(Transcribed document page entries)
* * *

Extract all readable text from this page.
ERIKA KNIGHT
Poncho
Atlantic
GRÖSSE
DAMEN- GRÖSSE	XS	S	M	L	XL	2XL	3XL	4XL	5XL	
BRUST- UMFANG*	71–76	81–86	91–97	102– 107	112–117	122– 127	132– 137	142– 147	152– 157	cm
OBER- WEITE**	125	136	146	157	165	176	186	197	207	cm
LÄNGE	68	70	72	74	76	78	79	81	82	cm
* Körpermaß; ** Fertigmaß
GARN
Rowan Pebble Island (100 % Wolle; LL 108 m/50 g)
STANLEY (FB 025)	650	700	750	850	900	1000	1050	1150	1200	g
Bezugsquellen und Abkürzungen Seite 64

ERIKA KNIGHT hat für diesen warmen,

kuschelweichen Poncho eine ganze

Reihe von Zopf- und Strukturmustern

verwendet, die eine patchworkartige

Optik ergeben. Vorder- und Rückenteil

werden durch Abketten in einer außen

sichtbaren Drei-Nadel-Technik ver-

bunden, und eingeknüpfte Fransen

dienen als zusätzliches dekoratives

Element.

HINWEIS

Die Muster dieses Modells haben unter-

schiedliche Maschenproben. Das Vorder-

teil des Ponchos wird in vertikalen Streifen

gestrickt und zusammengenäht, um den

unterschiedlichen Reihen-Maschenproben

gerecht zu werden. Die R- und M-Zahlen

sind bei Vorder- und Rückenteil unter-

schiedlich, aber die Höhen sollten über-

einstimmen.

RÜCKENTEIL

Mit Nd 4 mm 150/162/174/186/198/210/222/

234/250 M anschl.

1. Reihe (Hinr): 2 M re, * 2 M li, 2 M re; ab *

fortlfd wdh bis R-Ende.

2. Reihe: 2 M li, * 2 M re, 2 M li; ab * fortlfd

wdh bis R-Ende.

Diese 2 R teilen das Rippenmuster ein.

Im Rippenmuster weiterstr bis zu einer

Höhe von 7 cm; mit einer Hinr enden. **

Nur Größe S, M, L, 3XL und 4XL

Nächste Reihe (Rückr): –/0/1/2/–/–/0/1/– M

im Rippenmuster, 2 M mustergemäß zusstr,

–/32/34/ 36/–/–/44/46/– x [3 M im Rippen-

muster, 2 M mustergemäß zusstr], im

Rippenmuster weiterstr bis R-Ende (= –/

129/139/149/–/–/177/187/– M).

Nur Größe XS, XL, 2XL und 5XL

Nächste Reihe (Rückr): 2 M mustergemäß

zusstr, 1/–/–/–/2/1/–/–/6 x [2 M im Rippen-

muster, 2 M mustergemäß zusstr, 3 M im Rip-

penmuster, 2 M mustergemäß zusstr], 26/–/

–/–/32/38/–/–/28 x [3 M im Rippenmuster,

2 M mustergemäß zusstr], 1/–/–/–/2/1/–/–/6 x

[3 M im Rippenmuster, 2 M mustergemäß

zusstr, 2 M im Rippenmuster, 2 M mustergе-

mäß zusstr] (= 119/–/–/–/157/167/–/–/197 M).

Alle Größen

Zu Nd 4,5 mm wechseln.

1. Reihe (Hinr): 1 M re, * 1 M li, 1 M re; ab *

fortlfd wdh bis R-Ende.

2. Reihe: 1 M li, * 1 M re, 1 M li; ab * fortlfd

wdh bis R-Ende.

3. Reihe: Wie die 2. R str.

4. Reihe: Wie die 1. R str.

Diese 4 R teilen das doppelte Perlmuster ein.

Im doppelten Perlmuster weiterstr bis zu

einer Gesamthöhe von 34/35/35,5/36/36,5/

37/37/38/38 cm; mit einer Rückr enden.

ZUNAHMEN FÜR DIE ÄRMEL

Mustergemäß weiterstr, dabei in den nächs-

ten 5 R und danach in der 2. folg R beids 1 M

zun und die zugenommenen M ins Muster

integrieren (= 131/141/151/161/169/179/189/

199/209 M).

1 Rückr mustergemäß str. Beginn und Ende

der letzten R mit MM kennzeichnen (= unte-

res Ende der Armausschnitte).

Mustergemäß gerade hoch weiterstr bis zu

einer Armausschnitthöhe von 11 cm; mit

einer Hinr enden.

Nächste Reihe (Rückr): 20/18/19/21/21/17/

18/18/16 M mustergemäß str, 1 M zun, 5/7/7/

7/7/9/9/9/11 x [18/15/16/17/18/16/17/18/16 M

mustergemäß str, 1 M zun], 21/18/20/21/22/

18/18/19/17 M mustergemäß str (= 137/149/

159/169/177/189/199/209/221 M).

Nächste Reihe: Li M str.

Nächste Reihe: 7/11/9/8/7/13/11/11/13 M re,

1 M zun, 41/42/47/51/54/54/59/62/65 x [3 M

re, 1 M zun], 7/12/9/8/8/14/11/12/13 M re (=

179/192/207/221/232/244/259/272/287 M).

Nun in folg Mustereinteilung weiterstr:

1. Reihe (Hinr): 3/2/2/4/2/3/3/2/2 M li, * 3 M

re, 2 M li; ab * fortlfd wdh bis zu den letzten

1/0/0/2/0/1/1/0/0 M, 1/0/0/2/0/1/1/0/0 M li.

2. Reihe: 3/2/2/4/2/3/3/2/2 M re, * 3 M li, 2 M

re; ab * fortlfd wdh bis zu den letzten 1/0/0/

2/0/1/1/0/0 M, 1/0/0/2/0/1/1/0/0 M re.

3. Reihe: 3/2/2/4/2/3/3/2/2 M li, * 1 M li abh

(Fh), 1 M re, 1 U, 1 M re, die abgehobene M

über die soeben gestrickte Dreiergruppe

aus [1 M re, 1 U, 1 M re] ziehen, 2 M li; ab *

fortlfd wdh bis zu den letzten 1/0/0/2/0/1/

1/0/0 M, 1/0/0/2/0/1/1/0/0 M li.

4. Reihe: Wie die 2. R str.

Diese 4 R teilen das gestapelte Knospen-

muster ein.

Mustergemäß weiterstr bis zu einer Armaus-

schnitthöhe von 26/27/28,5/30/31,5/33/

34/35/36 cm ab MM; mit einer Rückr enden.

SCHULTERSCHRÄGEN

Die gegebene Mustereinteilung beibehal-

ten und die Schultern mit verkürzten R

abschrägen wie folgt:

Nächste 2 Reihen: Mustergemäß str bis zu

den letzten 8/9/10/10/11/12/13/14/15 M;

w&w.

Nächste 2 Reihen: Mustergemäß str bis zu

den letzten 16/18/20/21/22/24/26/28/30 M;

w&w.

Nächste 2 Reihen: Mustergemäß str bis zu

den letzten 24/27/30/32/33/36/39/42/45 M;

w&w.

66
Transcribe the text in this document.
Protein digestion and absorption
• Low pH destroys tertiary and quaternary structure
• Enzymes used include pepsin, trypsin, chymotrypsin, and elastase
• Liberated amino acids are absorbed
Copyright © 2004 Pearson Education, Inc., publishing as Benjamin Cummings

* * *

## Task instructions
The records above are to be printed in full, exactly as they appear.

## Exercise solution
Extract all readable text from this page.
ERIKA KNIGHT
Poncho
Atlantic
GRÖSSE
DAMEN- GRÖSSE	XS	S	M	L	XL	2XL	3XL	4XL	5XL	
BRUST- UMFANG*	71–76	81–86	91–97	102– 107	112–117	122– 127	132– 137	142– 147	152– 157	cm
OBER- WEITE**	125	136	146	157	165	176	186	197	207	cm
LÄNGE	68	70	72	74	76	78	79	81	82	cm
* Körpermaß; ** Fertigmaß
GARN
Rowan Pebble Island (100 % Wolle; LL 108 m/50 g)
STANLEY (FB 025)	650	700	750	850	900	1000	1050	1150	1200	g
Bezugsquellen und Abkürzungen Seite 64

ERIKA KNIGHT hat für diesen warmen,

kuschelweichen Poncho eine ganze

Reihe von Zopf- und Strukturmustern

verwendet, die eine patchworkartige

Optik ergeben. Vorder- und Rückenteil

werden durch Abketten in einer außen

sichtbaren Drei-Nadel-Technik ver-

bunden, und eingeknüpfte Fransen

dienen als zusätzliches dekoratives

Element.

HINWEIS

Die Muster dieses Modells haben unter-

schiedliche Maschenproben. Das Vorder-

teil des Ponchos wird in vertikalen Streifen

gestrickt und zusammengenäht, um den

unterschiedlichen Reihen-Maschenproben

gerecht zu werden. Die R- und M-Zahlen

sind bei Vorder- und Rückenteil unter-

schiedlich, aber die Höhen sollten über-

einstimmen.

RÜCKENTEIL

Mit Nd 4 mm 150/162/174/186/198/210/222/

234/250 M anschl.

1. Reihe (Hinr): 2 M re, * 2 M li, 2 M re; ab *

fortlfd wdh bis R-Ende.

2. Reihe: 2 M li, * 2 M re, 2 M li; ab * fortlfd

wdh bis R-Ende.

Diese 2 R teilen das Rippenmuster ein.

Im Rippenmuster weiterstr bis zu einer

Höhe von 7 cm; mit einer Hinr enden. **

Nur Größe S, M, L, 3XL und 4XL

Nächste Reihe (Rückr): –/0/1/2/–/–/0/1/– M

im Rippenmuster, 2 M mustergemäß zusstr,

–/32/34/ 36/–/–/44/46/– x [3 M im Rippen-

muster, 2 M mustergemäß zusstr], im

Rippenmuster weiterstr bis R-Ende (= –/

129/139/149/–/–/177/187/– M).

Nur Größe XS, XL, 2XL und 5XL

Nächste Reihe (Rückr): 2 M mustergemäß

zusstr, 1/–/–/–/2/1/–/–/6 x [2 M im Rippen-

muster, 2 M mustergemäß zusstr, 3 M im Rip-

penmuster, 2 M mustergemäß zusstr], 26/–/

–/–/32/38/–/–/28 x [3 M im Rippenmuster,

2 M mustergemäß zusstr], 1/–/–/–/2/1/–/–/6 x

[3 M im Rippenmuster, 2 M mustergemäß

zusstr, 2 M im Rippenmuster, 2 M mustergе-

mäß zusstr] (= 119/–/–/–/157/167/–/–/197 M).

Alle Größen

Zu Nd 4,5 mm wechseln.

1. Reihe (Hinr): 1 M re, * 1 M li, 1 M re; ab *

fortlfd wdh bis R-Ende.

2. Reihe: 1 M li, * 1 M re, 1 M li; ab * fortlfd

wdh bis R-Ende.

3. Reihe: Wie die 2. R str.

4. Reihe: Wie die 1. R str.

Diese 4 R teilen das doppelte Perlmuster ein.

Im doppelten Perlmuster weiterstr bis zu

einer Gesamthöhe von 34/35/35,5/36/36,5/

37/37/38/38 cm; mit einer Rückr enden.

ZUNAHMEN FÜR DIE ÄRMEL

Mustergemäß weiterstr, dabei in den nächs-

ten 5 R und danach in der 2. folg R beids 1 M

zun und die zugenommenen M ins Muster

integrieren (= 131/141/151/161/169/179/189/

199/209 M).

1 Rückr mustergemäß str. Beginn und Ende

der letzten R mit MM kennzeichnen (= unte-

res Ende der Armausschnitte).

Mustergemäß gerade hoch weiterstr bis zu

einer Armausschnitthöhe von 11 cm; mit

einer Hinr enden.

Nächste Reihe (Rückr): 20/18/19/21/21/17/

18/18/16 M mustergemäß str, 1 M zun, 5/7/7/

7/7/9/9/9/11 x [18/15/16/17/18/16/17/18/16 M

mustergemäß str, 1 M zun], 21/18/20/21/22/

18/18/19/17 M mustergemäß str (= 137/149/

159/169/177/189/199/209/221 M).

Nächste Reihe: Li M str.

Nächste Reihe: 7/11/9/8/7/13/11/11/13 M re,

1 M zun, 41/42/47/51/54/54/59/62/65 x [3 M

re, 1 M zun], 7/12/9/8/8/14/11/12/13 M re (=

179/192/207/221/232/244/259/272/287 M).

Nun in folg Mustereinteilung weiterstr:

1. Reihe (Hinr): 3/2/2/4/2/3/3/2/2 M li, * 3 M

re, 2 M li; ab * fortlfd wdh bis zu den letzten

1/0/0/2/0/1/1/0/0 M, 1/0/0/2/0/1/1/0/0 M li.

2. Reihe: 3/2/2/4/2/3/3/2/2 M re, * 3 M li, 2 M

re; ab * fortlfd wdh bis zu den letzten 1/0/0/

2/0/1/1/0/0 M, 1/0/0/2/0/1/1/0/0 M re.

3. Reihe: 3/2/2/4/2/3/3/2/2 M li, * 1 M li abh

(Fh), 1 M re, 1 U, 1 M re, die abgehobene M

über die soeben gestrickte Dreiergruppe

aus [1 M re, 1 U, 1 M re] ziehen, 2 M li; ab *

fortlfd wdh bis zu den letzten 1/0/0/2/0/1/

1/0/0 M, 1/0/0/2/0/1/1/0/0 M li.

4. Reihe: Wie die 2. R str.

Diese 4 R teilen das gestapelte Knospen-

muster ein.

Mustergemäß weiterstr bis zu einer Armaus-

schnitthöhe von 26/27/28,5/30/31,5/33/

34/35/36 cm ab MM; mit einer Rückr enden.

SCHULTERSCHRÄGEN

Die gegebene Mustereinteilung beibehal-

ten und die Schultern mit verkürzten R

abschrägen wie folgt:

Nächste 2 Reihen: Mustergemäß str bis zu

den letzten 8/9/10/10/11/12/13/14/15 M;

w&w.

Nächste 2 Reihen: Mustergemäß str bis zu

den letzten 16/18/20/21/22/24/26/28/30 M;

w&w.

Nächste 2 Reihen: Mustergemäß str bis zu

den letzten 24/27/30/32/33/36/39/42/45 M;

w&w.

66
Transcribe the text in this document.
Protein digestion and absorption
• Low pH destroys tertiary and quaternary structure
• Enzymes used include pepsin, trypsin, chymotrypsin, and elastase
• Liberated amino acids are absorbed
Copyright © 2004 Pearson Education, Inc., publishing as Benjamin Cummings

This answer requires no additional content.